#### [TASK STATEMENT]
Pick out all lines of the entries that include the word "procede" and copy them.

#### [DATA TO USE]

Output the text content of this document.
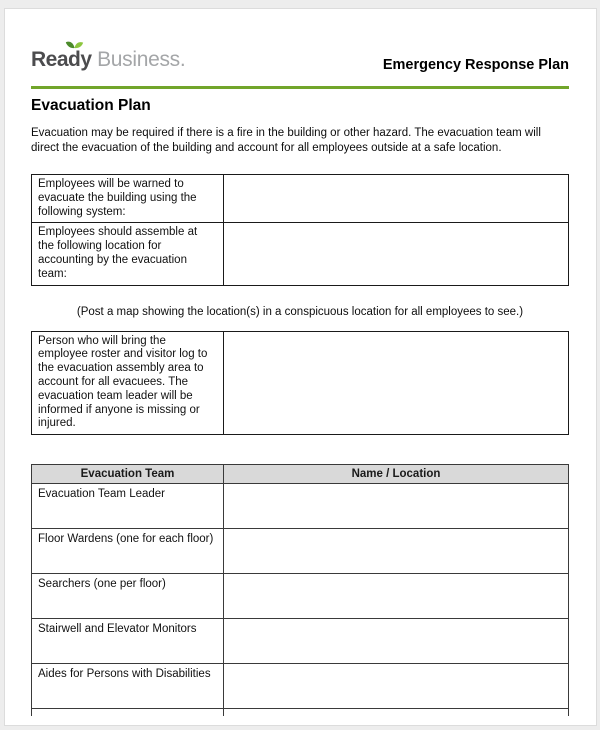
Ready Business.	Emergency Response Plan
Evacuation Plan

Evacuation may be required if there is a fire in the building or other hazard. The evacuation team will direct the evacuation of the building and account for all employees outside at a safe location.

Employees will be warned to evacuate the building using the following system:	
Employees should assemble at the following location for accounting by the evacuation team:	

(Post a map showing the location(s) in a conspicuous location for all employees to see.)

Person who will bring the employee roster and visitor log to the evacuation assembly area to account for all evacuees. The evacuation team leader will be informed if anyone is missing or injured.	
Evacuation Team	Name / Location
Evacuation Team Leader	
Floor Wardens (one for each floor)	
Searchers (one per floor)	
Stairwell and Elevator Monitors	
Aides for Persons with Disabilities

--

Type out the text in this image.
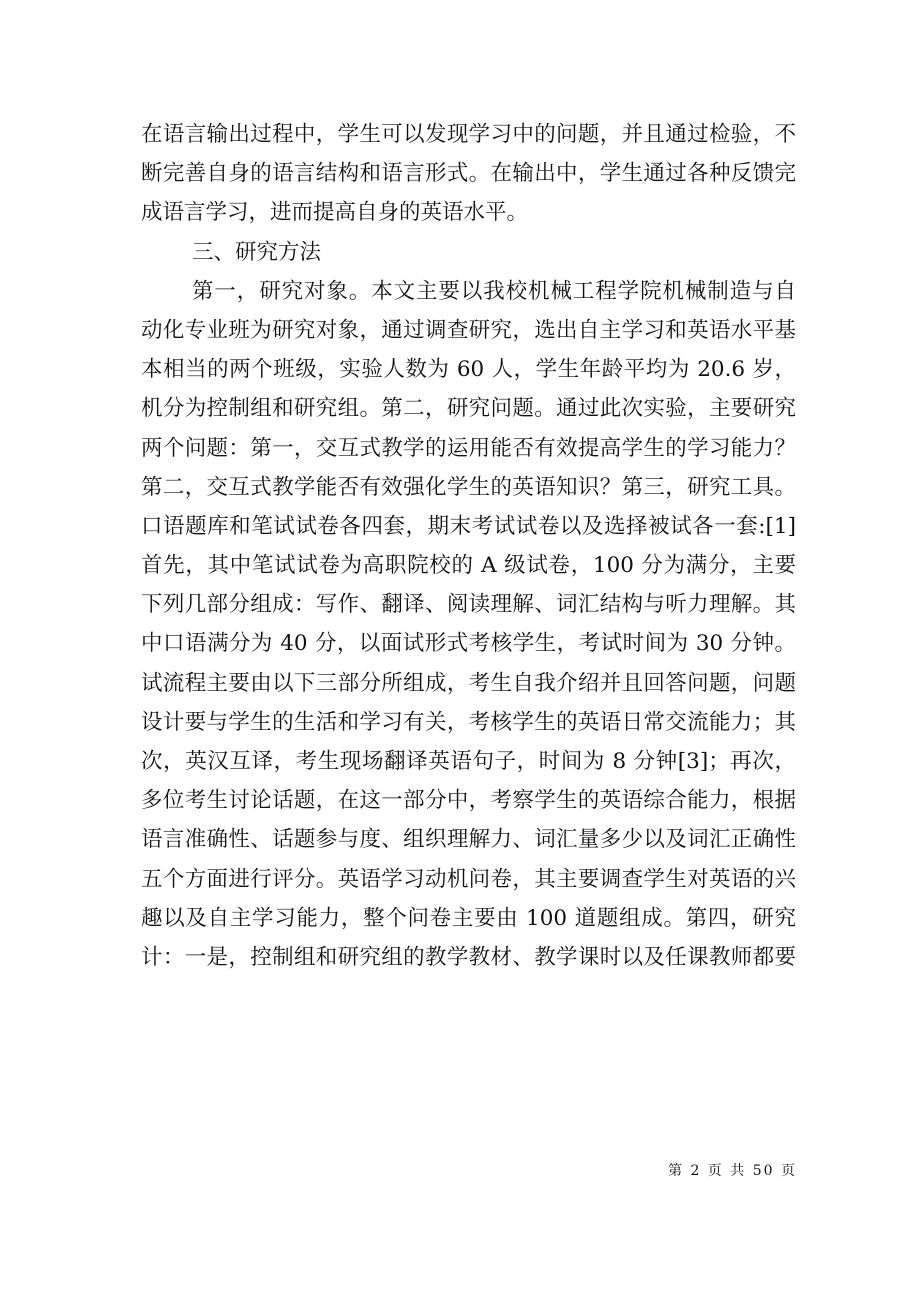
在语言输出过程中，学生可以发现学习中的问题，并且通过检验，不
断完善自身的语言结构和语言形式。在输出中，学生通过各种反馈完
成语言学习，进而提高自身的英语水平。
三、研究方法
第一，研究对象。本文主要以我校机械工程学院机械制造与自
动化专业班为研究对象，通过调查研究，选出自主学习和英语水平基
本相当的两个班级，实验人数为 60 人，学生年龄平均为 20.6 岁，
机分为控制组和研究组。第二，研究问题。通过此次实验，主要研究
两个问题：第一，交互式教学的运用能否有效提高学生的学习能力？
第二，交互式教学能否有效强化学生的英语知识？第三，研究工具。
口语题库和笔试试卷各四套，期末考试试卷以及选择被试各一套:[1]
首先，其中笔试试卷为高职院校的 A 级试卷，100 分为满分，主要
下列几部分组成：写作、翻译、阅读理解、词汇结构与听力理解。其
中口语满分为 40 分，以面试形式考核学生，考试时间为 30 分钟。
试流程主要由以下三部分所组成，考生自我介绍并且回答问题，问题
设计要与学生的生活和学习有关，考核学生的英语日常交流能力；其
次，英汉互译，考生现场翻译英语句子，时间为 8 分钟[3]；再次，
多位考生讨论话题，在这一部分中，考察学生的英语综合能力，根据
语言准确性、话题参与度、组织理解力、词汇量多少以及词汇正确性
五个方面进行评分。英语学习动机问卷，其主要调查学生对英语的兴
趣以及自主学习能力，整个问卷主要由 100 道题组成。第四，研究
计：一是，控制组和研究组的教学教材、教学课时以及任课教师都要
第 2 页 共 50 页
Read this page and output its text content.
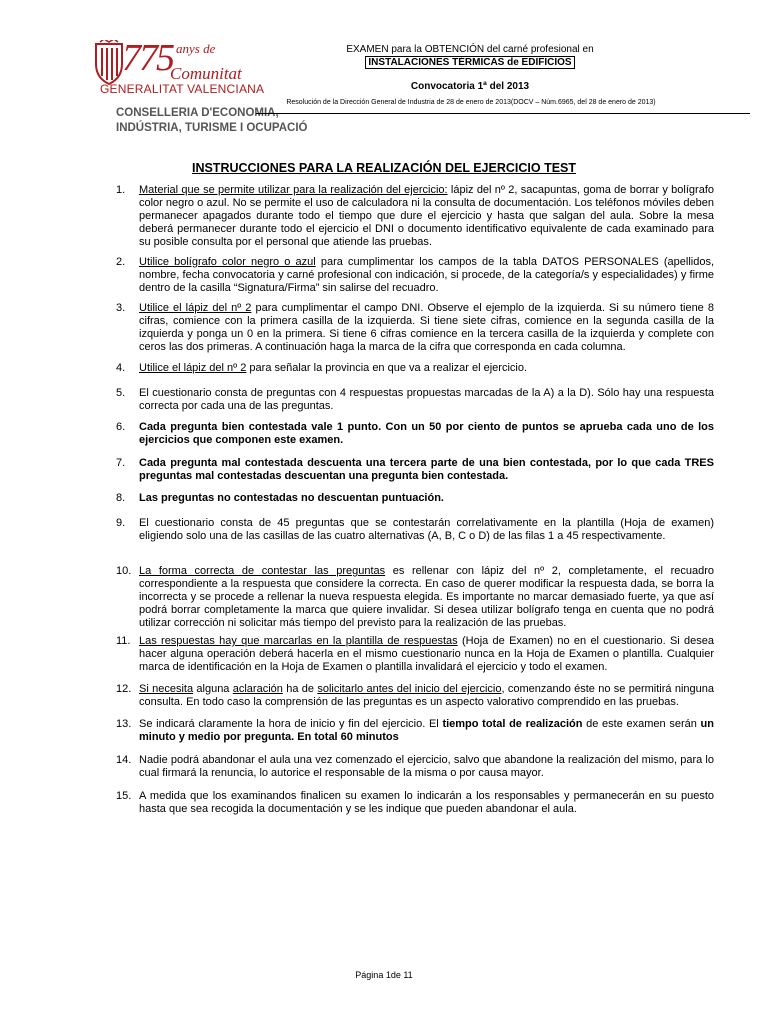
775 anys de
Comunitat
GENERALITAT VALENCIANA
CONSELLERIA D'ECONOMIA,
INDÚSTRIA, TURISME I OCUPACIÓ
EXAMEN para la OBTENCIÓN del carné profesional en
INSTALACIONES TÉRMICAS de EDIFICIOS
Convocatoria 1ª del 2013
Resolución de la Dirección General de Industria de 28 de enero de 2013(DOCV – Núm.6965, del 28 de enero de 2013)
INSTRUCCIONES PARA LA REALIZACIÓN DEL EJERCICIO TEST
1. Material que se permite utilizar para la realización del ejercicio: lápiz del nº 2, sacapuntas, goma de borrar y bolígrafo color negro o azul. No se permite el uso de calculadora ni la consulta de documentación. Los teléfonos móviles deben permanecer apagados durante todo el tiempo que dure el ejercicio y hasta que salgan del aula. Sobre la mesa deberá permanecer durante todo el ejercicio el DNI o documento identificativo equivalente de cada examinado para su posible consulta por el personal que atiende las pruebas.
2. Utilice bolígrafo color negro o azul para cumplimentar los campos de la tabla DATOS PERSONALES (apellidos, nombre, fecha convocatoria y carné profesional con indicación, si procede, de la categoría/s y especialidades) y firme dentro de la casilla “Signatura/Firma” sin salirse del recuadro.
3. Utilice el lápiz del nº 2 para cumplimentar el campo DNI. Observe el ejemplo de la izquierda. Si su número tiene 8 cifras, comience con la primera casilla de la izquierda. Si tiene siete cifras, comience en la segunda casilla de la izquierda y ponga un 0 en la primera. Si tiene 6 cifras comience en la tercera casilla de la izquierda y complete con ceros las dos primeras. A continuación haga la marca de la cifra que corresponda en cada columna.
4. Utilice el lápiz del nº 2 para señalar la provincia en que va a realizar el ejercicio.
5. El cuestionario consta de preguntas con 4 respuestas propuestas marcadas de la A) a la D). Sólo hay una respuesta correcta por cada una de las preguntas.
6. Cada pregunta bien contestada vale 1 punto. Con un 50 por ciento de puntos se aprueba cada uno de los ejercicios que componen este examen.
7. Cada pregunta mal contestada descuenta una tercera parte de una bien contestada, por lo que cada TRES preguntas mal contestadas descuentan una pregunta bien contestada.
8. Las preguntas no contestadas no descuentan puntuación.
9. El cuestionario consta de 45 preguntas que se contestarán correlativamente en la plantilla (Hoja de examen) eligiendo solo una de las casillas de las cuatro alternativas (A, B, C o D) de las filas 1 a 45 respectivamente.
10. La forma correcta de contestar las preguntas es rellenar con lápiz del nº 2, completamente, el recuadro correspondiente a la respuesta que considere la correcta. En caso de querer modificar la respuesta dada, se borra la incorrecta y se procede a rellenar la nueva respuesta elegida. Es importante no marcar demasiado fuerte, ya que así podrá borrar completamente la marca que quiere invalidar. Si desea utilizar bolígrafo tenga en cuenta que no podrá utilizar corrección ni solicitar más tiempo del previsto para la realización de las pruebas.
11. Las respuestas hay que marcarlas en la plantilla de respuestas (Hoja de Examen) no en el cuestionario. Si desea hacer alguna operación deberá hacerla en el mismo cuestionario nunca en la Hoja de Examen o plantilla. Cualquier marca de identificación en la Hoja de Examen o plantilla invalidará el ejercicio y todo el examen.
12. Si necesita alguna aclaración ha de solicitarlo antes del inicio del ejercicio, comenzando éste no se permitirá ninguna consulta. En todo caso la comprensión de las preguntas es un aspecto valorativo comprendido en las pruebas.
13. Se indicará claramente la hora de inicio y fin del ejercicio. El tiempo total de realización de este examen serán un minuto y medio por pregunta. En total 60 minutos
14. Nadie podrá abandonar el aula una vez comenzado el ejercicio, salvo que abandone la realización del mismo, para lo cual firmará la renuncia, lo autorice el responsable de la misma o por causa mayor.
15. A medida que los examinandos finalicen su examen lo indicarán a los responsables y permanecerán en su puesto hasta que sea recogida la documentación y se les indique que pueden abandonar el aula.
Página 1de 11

#### [RESULT FOR THIS TASK]
2. Utilice bolígrafo color negro o azul para cumplimentar los campos de la tabla DATOS PERSONALES (apellidos, nombre, fecha convocatoria y carné profesional con indicación, si procede, de la categoría/s y especialidades) y firme dentro de la casilla “Signatura/Firma” sin salirse del recuadro.
10. La forma correcta de contestar las preguntas es rellenar con lápiz del nº 2, completamente, el recuadro correspondiente a la respuesta que considere la correcta. En caso de querer modificar la respuesta dada, se borra la incorrecta y se procede a rellenar la nueva respuesta elegida. Es importante no marcar demasiado fuerte, ya que así podrá borrar completamente la marca que quiere invalidar. Si desea utilizar bolígrafo tenga en cuenta que no podrá utilizar corrección ni solicitar más tiempo del previsto para la realización de las pruebas.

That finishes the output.